* [Yapılacak iş]:
Aşağıdaki listenin tamamını, her satıra bir dize düşecek biçimde JSON dize listesine dönüştür. Boş satırları dahil etme.

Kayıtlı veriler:

******

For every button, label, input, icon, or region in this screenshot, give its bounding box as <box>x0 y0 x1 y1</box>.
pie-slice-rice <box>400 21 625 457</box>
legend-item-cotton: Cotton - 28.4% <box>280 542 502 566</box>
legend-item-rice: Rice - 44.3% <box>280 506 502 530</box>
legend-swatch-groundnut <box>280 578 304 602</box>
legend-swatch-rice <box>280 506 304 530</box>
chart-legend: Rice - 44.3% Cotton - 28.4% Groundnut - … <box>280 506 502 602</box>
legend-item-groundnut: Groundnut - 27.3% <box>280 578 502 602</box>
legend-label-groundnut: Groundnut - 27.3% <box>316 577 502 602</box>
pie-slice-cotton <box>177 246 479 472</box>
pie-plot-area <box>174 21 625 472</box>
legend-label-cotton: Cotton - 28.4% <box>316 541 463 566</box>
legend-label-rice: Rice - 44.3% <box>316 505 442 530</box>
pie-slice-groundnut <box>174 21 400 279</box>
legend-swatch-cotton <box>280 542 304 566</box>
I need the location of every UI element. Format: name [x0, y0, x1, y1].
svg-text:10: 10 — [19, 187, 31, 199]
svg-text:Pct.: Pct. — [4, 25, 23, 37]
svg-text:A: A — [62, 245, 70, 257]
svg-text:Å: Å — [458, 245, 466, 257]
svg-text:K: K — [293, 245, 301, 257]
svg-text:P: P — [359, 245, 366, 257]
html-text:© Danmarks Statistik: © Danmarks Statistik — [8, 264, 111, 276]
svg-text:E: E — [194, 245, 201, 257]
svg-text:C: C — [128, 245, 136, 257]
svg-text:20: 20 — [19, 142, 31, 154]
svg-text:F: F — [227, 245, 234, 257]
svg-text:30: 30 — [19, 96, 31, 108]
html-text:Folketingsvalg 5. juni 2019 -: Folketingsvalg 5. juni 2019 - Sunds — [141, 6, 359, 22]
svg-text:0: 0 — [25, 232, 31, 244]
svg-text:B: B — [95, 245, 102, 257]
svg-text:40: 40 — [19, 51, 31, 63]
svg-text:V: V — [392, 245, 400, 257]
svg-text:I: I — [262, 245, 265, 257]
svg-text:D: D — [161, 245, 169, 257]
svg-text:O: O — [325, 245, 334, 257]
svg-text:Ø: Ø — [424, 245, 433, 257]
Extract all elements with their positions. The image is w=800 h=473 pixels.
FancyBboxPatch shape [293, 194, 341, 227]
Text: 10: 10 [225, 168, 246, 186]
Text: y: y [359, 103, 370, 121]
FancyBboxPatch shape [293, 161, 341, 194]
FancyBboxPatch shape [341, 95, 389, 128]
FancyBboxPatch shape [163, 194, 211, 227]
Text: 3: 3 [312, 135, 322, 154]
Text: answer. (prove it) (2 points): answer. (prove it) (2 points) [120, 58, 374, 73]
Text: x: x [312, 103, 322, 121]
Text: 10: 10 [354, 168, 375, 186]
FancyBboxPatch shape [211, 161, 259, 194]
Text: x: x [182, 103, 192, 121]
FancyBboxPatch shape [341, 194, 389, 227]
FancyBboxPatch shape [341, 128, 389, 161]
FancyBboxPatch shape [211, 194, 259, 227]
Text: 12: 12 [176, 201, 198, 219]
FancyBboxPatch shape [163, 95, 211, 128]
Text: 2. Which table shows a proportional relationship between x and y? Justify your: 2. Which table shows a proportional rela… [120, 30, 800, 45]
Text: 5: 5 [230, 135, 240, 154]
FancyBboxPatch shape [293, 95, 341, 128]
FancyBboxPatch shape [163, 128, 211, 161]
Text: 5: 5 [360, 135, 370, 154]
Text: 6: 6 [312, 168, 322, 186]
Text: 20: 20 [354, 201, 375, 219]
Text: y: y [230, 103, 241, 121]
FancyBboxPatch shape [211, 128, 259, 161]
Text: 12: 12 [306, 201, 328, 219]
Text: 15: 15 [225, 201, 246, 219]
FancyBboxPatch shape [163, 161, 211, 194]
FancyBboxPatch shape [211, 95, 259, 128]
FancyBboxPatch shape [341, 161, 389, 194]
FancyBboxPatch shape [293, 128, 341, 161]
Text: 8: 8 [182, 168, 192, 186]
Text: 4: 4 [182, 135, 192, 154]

******

* [Sonuç]:
[
  "For every button, label, input, icon, or region in this screenshot, give its bounding box as <box>x0 y0 x1 y1</box>.",
  "pie-slice-rice <box>400 21 625 457</box>",
  "legend-item-cotton: Cotton - 28.4% <box>280 542 502 566</box>",
  "legend-item-rice: Rice - 44.3% <box>280 506 502 530</box>",
  "legend-swatch-groundnut <box>280 578 304 602</box>",
  "legend-swatch-rice <box>280 506 304 530</box>",
  "chart-legend: Rice - 44.3% Cotton - 28.4% Groundnut - … <box>280 506 502 602</box>",
  "legend-item-groundnut: Groundnut - 27.3% <box>280 578 502 602</box>",
  "legend-label-groundnut: Groundnut - 27.3% <box>316 577 502 602</box>",
  "pie-slice-cotton <box>177 246 479 472</box>",
  "pie-plot-area <box>174 21 625 472</box>",
  "legend-label-cotton: Cotton - 28.4% <box>316 541 463 566</box>",
  "legend-label-rice: Rice - 44.3% <box>316 505 442 530</box>",
  "pie-slice-groundnut <box>174 21 400 279</box>",
  "legend-swatch-cotton <box>280 542 304 566</box>",
  "I need the location of every UI element. Format: name [x0, y0, x1, y1].",
  "svg-text:10: 10 — [19, 187, 31, 199]",
  "svg-text:Pct.: Pct. — [4, 25, 23, 37]",
  "svg-text:A: A — [62, 245, 70, 257]",
  "svg-text:Å: Å — [458, 245, 466, 257]",
  "svg-text:K: K — [293, 245, 301, 257]",
  "svg-text:P: P — [359, 245, 366, 257]",
  "html-text:© Danmarks Statistik: © Danmarks Statistik — [8, 264, 111, 276]",
  "svg-text:E: E — [194, 245, 201, 257]",
  "svg-text:C: C — [128, 245, 136, 257]",
  "svg-text:20: 20 — [19, 142, 31, 154]",
  "svg-text:F: F — [227, 245, 234, 257]",
  "svg-text:30: 30 — [19, 96, 31, 108]",
  "html-text:Folketingsvalg 5. juni 2019 -: Folketingsvalg 5. juni 2019 - Sunds — [141, 6, 359, 22]",
  "svg-text:0: 0 — [25, 232, 31, 244]",
  "svg-text:B: B — [95, 245, 102, 257]",
  "svg-text:40: 40 — [19, 51, 31, 63]",
  "svg-text:V: V — [392, 245, 400, 257]",
  "svg-text:I: I — [262, 245, 265, 257]",
  "svg-text:D: D — [161, 245, 169, 257]",
  "svg-text:O: O — [325, 245, 334, 257]",
  "svg-text:Ø: Ø — [424, 245, 433, 257]",
  "Extract all elements with their positions. The image is w=800 h=473 pixels.",
  "FancyBboxPatch shape [293, 194, 341, 227]",
  "Text: 10: 10 [225, 168, 246, 186]",
  "Text: y: y [359, 103, 370, 121]",
  "FancyBboxPatch shape [293, 161, 341, 194]",
  "FancyBboxPatch shape [341, 95, 389, 128]",
  "FancyBboxPatch shape [163, 194, 211, 227]",
  "Text: 3: 3 [312, 135, 322, 154]",
  "Text: answer. (prove it) (2 points): answer. (prove it) (2 points) [120, 58, 374, 73]",
  "Text: x: x [312, 103, 322, 121]",
  "Text: 10: 10 [354, 168, 375, 186]",
  "FancyBboxPatch shape [211, 161, 259, 194]",
  "Text: x: x [182, 103, 192, 121]",
  "FancyBboxPatch shape [341, 194, 389, 227]",
  "FancyBboxPatch shape [341, 128, 389, 161]",
  "FancyBboxPatch shape [211, 194, 259, 227]",
  "Text: 12: 12 [176, 201, 198, 219]",
  "FancyBboxPatch shape [163, 95, 211, 128]",
  "Text: 2. Which table shows a proportional relationship between x and y? Justify your: 2. Which table shows a proportional rela… [120, 30, 800, 45]",
  "Text: 5: 5 [230, 135, 240, 154]",
  "FancyBboxPatch shape [293, 95, 341, 128]",
  "FancyBboxPatch shape [163, 128, 211, 161]",
  "Text: 5: 5 [360, 135, 370, 154]",
  "Text: 6: 6 [312, 168, 322, 186]",
  "Text: 20: 20 [354, 201, 375, 219]",
  "Text: y: y [230, 103, 241, 121]",
  "FancyBboxPatch shape [211, 128, 259, 161]",
  "Text: 12: 12 [306, 201, 328, 219]",
  "Text: 15: 15 [225, 201, 246, 219]",
  "FancyBboxPatch shape [163, 161, 211, 194]",
  "FancyBboxPatch shape [211, 95, 259, 128]",
  "FancyBboxPatch shape [341, 161, 389, 194]",
  "FancyBboxPatch shape [293, 128, 341, 161]",
  "Text: 8: 8 [182, 168, 192, 186]",
  "Text: 4: 4 [182, 135, 192, 154]"
]